### Given problem
Looking at the listing beneath, work out how many lines hold "Media" and report only that figure.

▼

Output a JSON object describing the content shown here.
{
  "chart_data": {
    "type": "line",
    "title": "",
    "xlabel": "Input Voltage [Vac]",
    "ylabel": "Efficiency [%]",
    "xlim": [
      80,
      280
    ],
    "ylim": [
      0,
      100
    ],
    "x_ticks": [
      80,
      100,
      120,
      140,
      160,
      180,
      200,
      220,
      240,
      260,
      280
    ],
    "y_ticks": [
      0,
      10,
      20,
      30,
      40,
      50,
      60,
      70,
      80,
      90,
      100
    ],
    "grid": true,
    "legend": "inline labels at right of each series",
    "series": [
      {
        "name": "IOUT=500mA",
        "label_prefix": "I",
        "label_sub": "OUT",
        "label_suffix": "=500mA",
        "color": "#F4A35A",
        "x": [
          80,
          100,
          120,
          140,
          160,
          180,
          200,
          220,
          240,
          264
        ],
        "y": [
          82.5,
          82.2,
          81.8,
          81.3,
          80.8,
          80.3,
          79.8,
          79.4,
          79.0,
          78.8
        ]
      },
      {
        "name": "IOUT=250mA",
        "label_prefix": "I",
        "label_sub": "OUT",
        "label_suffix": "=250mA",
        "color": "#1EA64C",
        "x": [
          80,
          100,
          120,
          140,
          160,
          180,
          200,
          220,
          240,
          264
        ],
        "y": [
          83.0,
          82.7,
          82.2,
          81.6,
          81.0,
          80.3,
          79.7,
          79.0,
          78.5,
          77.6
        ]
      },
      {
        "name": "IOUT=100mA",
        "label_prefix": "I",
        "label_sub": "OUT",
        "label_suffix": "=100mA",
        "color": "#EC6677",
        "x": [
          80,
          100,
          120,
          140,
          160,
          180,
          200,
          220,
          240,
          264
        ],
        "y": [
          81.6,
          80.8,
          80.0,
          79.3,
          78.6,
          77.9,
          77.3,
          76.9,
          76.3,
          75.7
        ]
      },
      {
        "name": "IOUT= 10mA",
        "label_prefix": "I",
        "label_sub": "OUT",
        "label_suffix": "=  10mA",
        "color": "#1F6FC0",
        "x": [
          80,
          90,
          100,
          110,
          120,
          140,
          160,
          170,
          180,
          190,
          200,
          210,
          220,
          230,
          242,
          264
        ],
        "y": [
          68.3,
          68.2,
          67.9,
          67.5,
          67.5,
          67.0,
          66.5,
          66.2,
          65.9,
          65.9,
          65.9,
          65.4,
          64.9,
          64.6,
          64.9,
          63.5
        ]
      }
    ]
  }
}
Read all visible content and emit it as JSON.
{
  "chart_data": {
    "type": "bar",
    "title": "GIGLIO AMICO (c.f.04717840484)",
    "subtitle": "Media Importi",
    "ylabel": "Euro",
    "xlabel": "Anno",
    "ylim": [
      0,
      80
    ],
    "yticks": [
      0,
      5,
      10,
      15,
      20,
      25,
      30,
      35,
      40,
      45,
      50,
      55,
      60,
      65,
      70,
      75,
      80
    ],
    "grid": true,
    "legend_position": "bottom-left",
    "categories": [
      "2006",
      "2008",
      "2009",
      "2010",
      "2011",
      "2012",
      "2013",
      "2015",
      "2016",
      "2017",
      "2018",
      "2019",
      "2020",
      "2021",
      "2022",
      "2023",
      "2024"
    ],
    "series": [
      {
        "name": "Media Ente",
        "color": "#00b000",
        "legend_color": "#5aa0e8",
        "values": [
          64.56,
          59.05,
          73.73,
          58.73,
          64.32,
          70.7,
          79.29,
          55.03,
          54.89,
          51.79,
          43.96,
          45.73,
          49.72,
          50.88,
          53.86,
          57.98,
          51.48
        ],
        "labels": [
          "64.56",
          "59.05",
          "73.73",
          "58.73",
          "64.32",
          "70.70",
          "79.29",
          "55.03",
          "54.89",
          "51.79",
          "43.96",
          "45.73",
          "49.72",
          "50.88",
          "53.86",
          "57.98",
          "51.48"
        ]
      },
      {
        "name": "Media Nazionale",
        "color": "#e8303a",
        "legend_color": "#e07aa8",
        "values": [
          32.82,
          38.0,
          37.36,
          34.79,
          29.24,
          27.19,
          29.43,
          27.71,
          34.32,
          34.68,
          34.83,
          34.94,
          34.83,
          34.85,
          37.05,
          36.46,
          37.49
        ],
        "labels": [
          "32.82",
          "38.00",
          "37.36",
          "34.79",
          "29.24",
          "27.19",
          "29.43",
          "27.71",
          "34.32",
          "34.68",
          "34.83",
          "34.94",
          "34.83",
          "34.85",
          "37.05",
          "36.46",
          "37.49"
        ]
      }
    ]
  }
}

▲

### Full answer
3